>> START

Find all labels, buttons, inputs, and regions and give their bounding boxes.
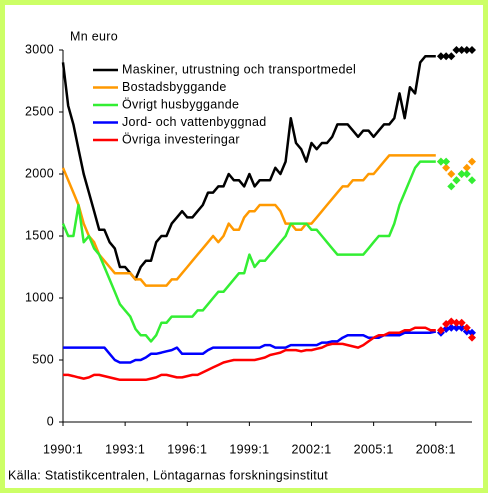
- forecast-marker: [462, 323, 471, 332]
- y-axis-label: Mn euro: [70, 29, 118, 43]
- forecast-marker: [457, 46, 466, 54]
- forecast-marker: [457, 323, 466, 332]
- forecast-marker: [452, 176, 461, 185]
- legend-label: Jord- och vattenbyggnad: [122, 115, 267, 129]
- forecast-marker: [442, 52, 451, 61]
- forecast-marker: [468, 176, 476, 185]
- forecast-marker: [452, 318, 461, 327]
- x-tick-label: 2002:1: [291, 442, 331, 456]
- forecast-marker: [442, 163, 451, 172]
- forecast-marker: [452, 46, 461, 54]
- x-tick-label: 2005:1: [354, 442, 394, 456]
- x-tick-label: 1999:1: [229, 442, 269, 456]
- forecast-marker: [447, 52, 456, 61]
- source-note: Källa: Statistikcentralen, Löntagarnas f…: [8, 468, 328, 482]
- series-line: [61, 160, 436, 343]
- forecast-marker: [462, 170, 471, 178]
- legend-label: Maskiner, utrustning och transportmedel: [122, 62, 356, 76]
- forecast-marker: [442, 157, 451, 166]
- y-tick-label: 2000: [25, 166, 54, 180]
- forecast-marker: [468, 328, 476, 337]
- x-tick-label: 1996:1: [167, 442, 207, 456]
- x-tick-label: 1993:1: [105, 442, 145, 456]
- forecast-marker: [436, 157, 445, 166]
- forecast-marker: [468, 46, 476, 54]
- legend-label: Övrigt husbyggande: [122, 97, 239, 111]
- y-tick-label: 3000: [25, 42, 54, 56]
- forecast-marker: [452, 323, 461, 332]
- y-tick-label: 500: [32, 352, 54, 366]
- forecast-marker: [462, 46, 471, 54]
- legend-label: Bostadsbyggande: [122, 80, 227, 94]
- forecast-marker: [457, 170, 466, 178]
- series-line: [63, 326, 436, 382]
- series-line: [61, 154, 436, 287]
- series-line: [61, 54, 436, 281]
- forecast-marker: [436, 326, 445, 335]
- forecast-marker: [457, 318, 466, 327]
- x-tick-label: 1990:1: [43, 442, 83, 456]
- forecast-marker: [468, 157, 476, 166]
- forecast-marker: [462, 163, 471, 172]
- y-tick-label: 2500: [25, 104, 54, 118]
- forecast-marker: [447, 182, 456, 191]
- y-tick-label: 1500: [25, 228, 54, 242]
- forecast-marker: [468, 333, 476, 342]
- y-tick-label: 1000: [25, 290, 54, 304]
- forecast-marker: [447, 170, 456, 178]
- x-tick-label: 2008:1: [416, 442, 456, 456]
- forecast-marker: [447, 323, 456, 332]
- forecast-marker: [436, 52, 445, 61]
- y-tick-label: 0: [47, 414, 54, 428]
- legend-label: Övriga investeringar: [122, 132, 240, 146]
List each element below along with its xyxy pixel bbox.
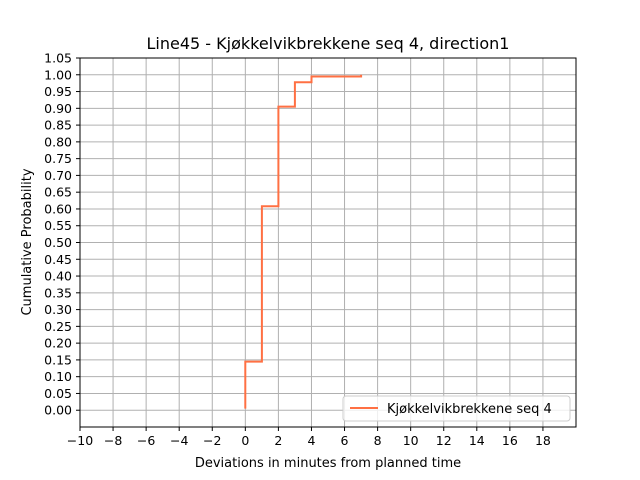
y-tick-label: 0.30 bbox=[44, 302, 72, 317]
y-tick-label: 0.45 bbox=[44, 252, 72, 267]
y-tick-label: 0.05 bbox=[44, 386, 72, 401]
y-tick-label: 0.55 bbox=[44, 218, 72, 233]
legend-box bbox=[342, 395, 571, 422]
y-tick-label: 1.05 bbox=[44, 51, 72, 66]
y-tick-label: 0.35 bbox=[44, 285, 72, 300]
series-line bbox=[244, 74, 363, 409]
series-layer bbox=[244, 74, 363, 409]
x-tick-label: 4 bbox=[307, 433, 315, 448]
x-tick-label: 10 bbox=[403, 433, 419, 448]
y-axis-label: Cumulative Probability bbox=[20, 168, 35, 315]
y-tick-label: 0.65 bbox=[44, 185, 72, 200]
x-tick-label: 8 bbox=[374, 433, 382, 448]
x-axis: −10 −8 −6 −4 −2 0 2 4 6 8 10 12 14 16 18 bbox=[67, 427, 551, 448]
x-tick-label: −10 bbox=[67, 433, 93, 448]
y-tick-label: 0.70 bbox=[44, 168, 72, 183]
y-tick-label: 0.85 bbox=[44, 118, 72, 133]
grid bbox=[79, 57, 576, 427]
x-tick-label: −8 bbox=[104, 433, 122, 448]
x-tick-label: −4 bbox=[170, 433, 188, 448]
y-tick-label: 1.00 bbox=[44, 67, 72, 82]
x-tick-label: 2 bbox=[274, 433, 282, 448]
legend-label: Kjøkkelvikbrekkene seq 4 bbox=[387, 402, 552, 417]
y-tick-label: 0.20 bbox=[44, 336, 72, 351]
y-tick-label: 0.10 bbox=[44, 369, 72, 384]
y-tick-label: 0.60 bbox=[44, 201, 72, 216]
x-axis-label: Deviations in minutes from planned time bbox=[195, 456, 461, 471]
y-tick-label: 0.50 bbox=[44, 235, 72, 250]
x-tick-label: 18 bbox=[535, 433, 551, 448]
x-tick-label: −2 bbox=[203, 433, 221, 448]
x-tick-label: 12 bbox=[436, 433, 452, 448]
y-tick-label: 0.90 bbox=[44, 101, 72, 116]
y-tick-label: 0.95 bbox=[44, 84, 72, 99]
y-tick-label: 0.75 bbox=[44, 151, 72, 166]
y-tick-label: 0.25 bbox=[44, 319, 72, 334]
y-tick-label: 0.00 bbox=[44, 403, 72, 418]
legend: Kjøkkelvikbrekkene seq 4 bbox=[342, 395, 571, 422]
x-tick-label: 16 bbox=[502, 433, 518, 448]
x-tick-label: 6 bbox=[341, 433, 349, 448]
chart-title: Line45 - Kjøkkelvikbrekkene seq 4, direc… bbox=[147, 34, 510, 53]
y-axis: 0.00 0.05 0.10 0.150.20 0.25 0.30 0.350.40 0.45… bbox=[44, 51, 80, 418]
y-tick-label: 0.15 bbox=[44, 352, 72, 367]
y-tick-label: 0.40 bbox=[44, 269, 72, 284]
y-tick-label: 0.80 bbox=[44, 134, 72, 149]
x-tick-label: −6 bbox=[137, 433, 155, 448]
x-tick-label: 14 bbox=[469, 433, 485, 448]
x-tick-label: 0 bbox=[241, 433, 249, 448]
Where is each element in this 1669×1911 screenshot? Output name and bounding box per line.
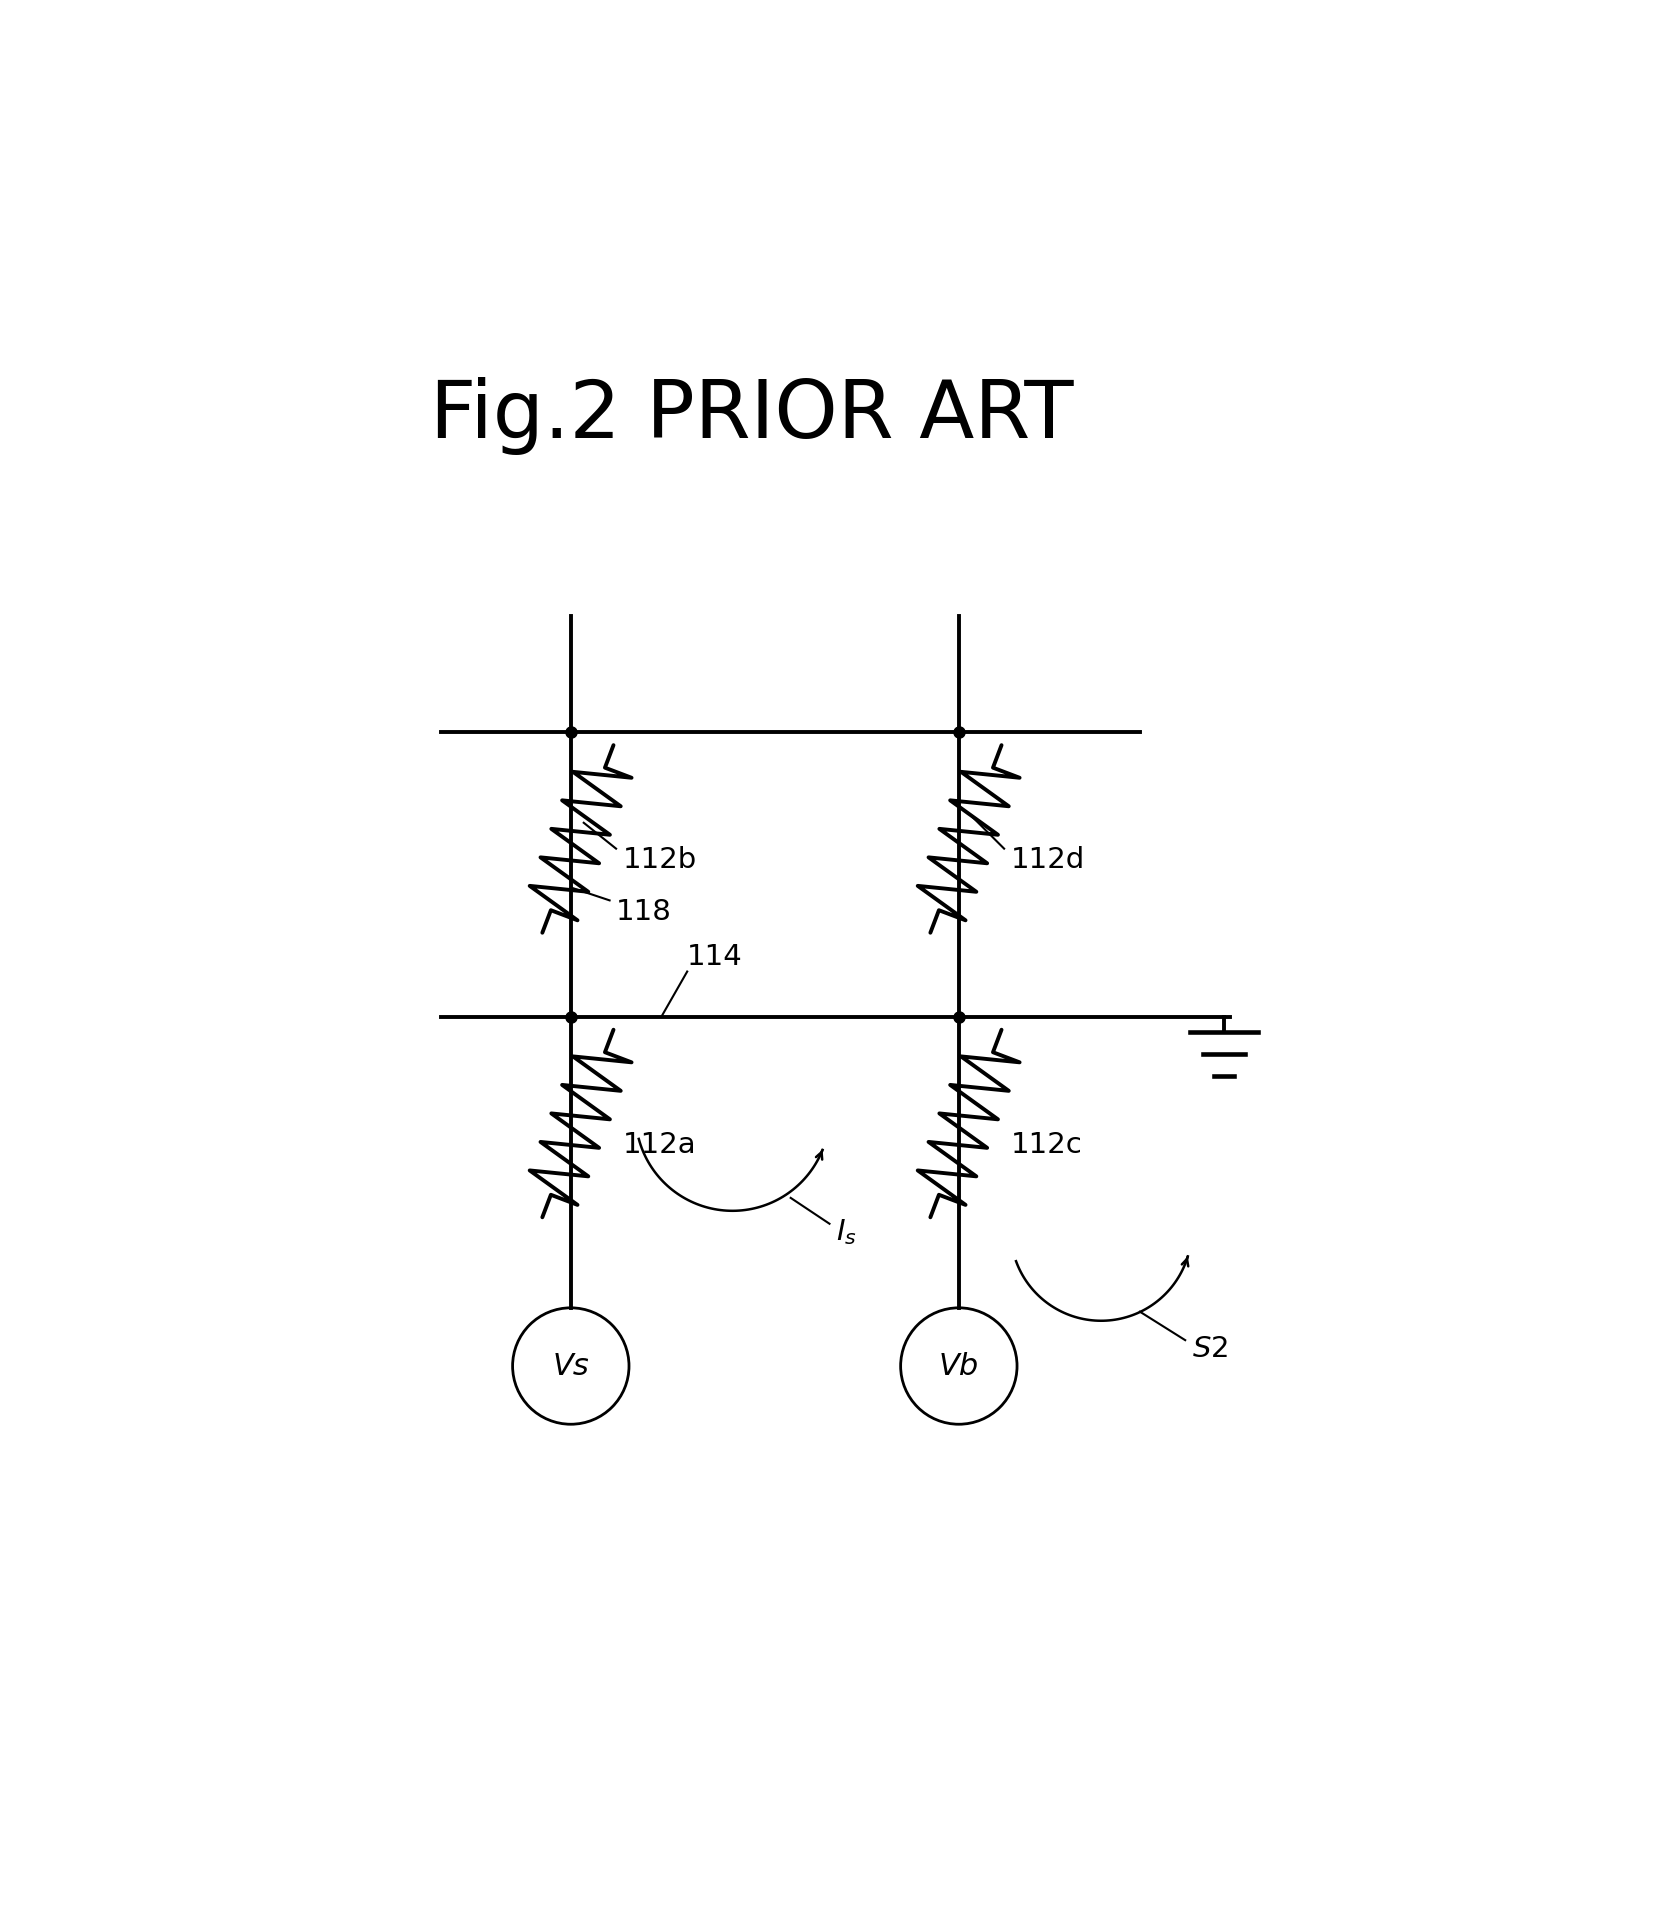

>> END

Given task ▸
Copy every row above word for word, leaving out the pictures.

Answer for this exercise ▸
Find all labels, buttons, inputs, and regions and give their bounding boxes.
- forecast-marker: [462, 323, 471, 332]
- y-axis-label: Mn euro: [70, 29, 118, 43]
- forecast-marker: [457, 46, 466, 54]
- forecast-marker: [457, 323, 466, 332]
- forecast-marker: [452, 176, 461, 185]
- legend-label: Jord- och vattenbyggnad: [122, 115, 267, 129]
- forecast-marker: [442, 52, 451, 61]
- forecast-marker: [468, 176, 476, 185]
- forecast-marker: [452, 318, 461, 327]
- x-tick-label: 2002:1: [291, 442, 331, 456]
- forecast-marker: [442, 163, 451, 172]
- forecast-marker: [452, 46, 461, 54]
- x-tick-label: 2005:1: [354, 442, 394, 456]
- x-tick-label: 1999:1: [229, 442, 269, 456]
- forecast-marker: [447, 52, 456, 61]
- source-note: Källa: Statistikcentralen, Löntagarnas f…: [8, 468, 328, 482]
- series-line: [61, 160, 436, 343]
- forecast-marker: [462, 170, 471, 178]
- legend-label: Maskiner, utrustning och transportmedel: [122, 62, 356, 76]
- forecast-marker: [442, 157, 451, 166]
- y-tick-label: 2000: [25, 166, 54, 180]
- forecast-marker: [468, 328, 476, 337]
- x-tick-label: 1996:1: [167, 442, 207, 456]
- x-tick-label: 1993:1: [105, 442, 145, 456]
- forecast-marker: [436, 157, 445, 166]
- forecast-marker: [468, 46, 476, 54]
- legend-label: Övrigt husbyggande: [122, 97, 239, 111]
- y-tick-label: 3000: [25, 42, 54, 56]
- forecast-marker: [452, 323, 461, 332]
- y-tick-label: 500: [32, 352, 54, 366]
- forecast-marker: [462, 46, 471, 54]
- legend-label: Bostadsbyggande: [122, 80, 227, 94]
- forecast-marker: [457, 170, 466, 178]
- series-line: [63, 326, 436, 382]
- series-line: [61, 154, 436, 287]
- series-line: [61, 54, 436, 281]
- forecast-marker: [436, 326, 445, 335]
- forecast-marker: [457, 318, 466, 327]
- x-tick-label: 1990:1: [43, 442, 83, 456]
- forecast-marker: [468, 157, 476, 166]
- forecast-marker: [462, 163, 471, 172]
- y-tick-label: 2500: [25, 104, 54, 118]
- forecast-marker: [447, 182, 456, 191]
- y-tick-label: 1500: [25, 228, 54, 242]
- forecast-marker: [468, 333, 476, 342]
- y-tick-label: 1000: [25, 290, 54, 304]
- forecast-marker: [447, 170, 456, 178]
- x-tick-label: 2008:1: [416, 442, 456, 456]
- forecast-marker: [447, 323, 456, 332]
- forecast-marker: [436, 52, 445, 61]
- y-tick-label: 0: [47, 414, 54, 428]
- legend-label: Övriga investeringar: [122, 132, 240, 146]
List each element below along with its xyxy pixel bbox.
y-tick-label: 0.30 bbox=[44, 302, 72, 317]
y-tick-label: 0.45 bbox=[44, 252, 72, 267]
y-tick-label: 0.05 bbox=[44, 386, 72, 401]
y-tick-label: 0.55 bbox=[44, 218, 72, 233]
legend-box bbox=[342, 395, 571, 422]
y-tick-label: 1.05 bbox=[44, 51, 72, 66]
y-tick-label: 0.35 bbox=[44, 285, 72, 300]
series-line bbox=[244, 74, 363, 409]
series-layer bbox=[244, 74, 363, 409]
x-tick-label: 4 bbox=[307, 433, 315, 448]
x-tick-label: 10 bbox=[403, 433, 419, 448]
y-axis-label: Cumulative Probability bbox=[20, 168, 35, 315]
y-tick-label: 0.65 bbox=[44, 185, 72, 200]
x-tick-label: 8 bbox=[374, 433, 382, 448]
x-axis: −10 −8 −6 −4 −2 0 2 4 6 8 10 12 14 16 18 bbox=[67, 427, 551, 448]
x-tick-label: −10 bbox=[67, 433, 93, 448]
y-tick-label: 0.70 bbox=[44, 168, 72, 183]
y-tick-label: 0.85 bbox=[44, 118, 72, 133]
grid bbox=[79, 57, 576, 427]
x-tick-label: −8 bbox=[104, 433, 122, 448]
x-tick-label: −4 bbox=[170, 433, 188, 448]
y-tick-label: 1.00 bbox=[44, 67, 72, 82]
x-tick-label: 2 bbox=[274, 433, 282, 448]
legend-label: Kjøkkelvikbrekkene seq 4 bbox=[387, 402, 552, 417]
y-tick-label: 0.20 bbox=[44, 336, 72, 351]
y-tick-label: 0.10 bbox=[44, 369, 72, 384]
y-tick-label: 0.60 bbox=[44, 201, 72, 216]
x-axis-label: Deviations in minutes from planned time bbox=[195, 456, 461, 471]
y-tick-label: 0.50 bbox=[44, 235, 72, 250]
x-tick-label: 18 bbox=[535, 433, 551, 448]
x-tick-label: −2 bbox=[203, 433, 221, 448]
x-tick-label: 12 bbox=[436, 433, 452, 448]
y-tick-label: 0.90 bbox=[44, 101, 72, 116]
y-tick-label: 0.95 bbox=[44, 84, 72, 99]
y-tick-label: 0.75 bbox=[44, 151, 72, 166]
y-tick-label: 0.25 bbox=[44, 319, 72, 334]
y-tick-label: 0.00 bbox=[44, 403, 72, 418]
legend: Kjøkkelvikbrekkene seq 4 bbox=[342, 395, 571, 422]
x-tick-label: 16 bbox=[502, 433, 518, 448]
x-tick-label: 6 bbox=[341, 433, 349, 448]
chart-title: Line45 - Kjøkkelvikbrekkene seq 4, direc… bbox=[147, 34, 510, 53]
y-axis: 0.00 0.05 0.10 0.150.20 0.25 0.30 0.350.40 0.45… bbox=[44, 51, 80, 418]
y-tick-label: 0.15 bbox=[44, 352, 72, 367]
y-tick-label: 0.40 bbox=[44, 269, 72, 284]
y-tick-label: 0.80 bbox=[44, 134, 72, 149]
x-tick-label: −6 bbox=[137, 433, 155, 448]
x-tick-label: 14 bbox=[469, 433, 485, 448]
x-tick-label: 0 bbox=[241, 433, 249, 448]
Where is each element in this 1669×1911 screenshot? Output name and bounding box per line.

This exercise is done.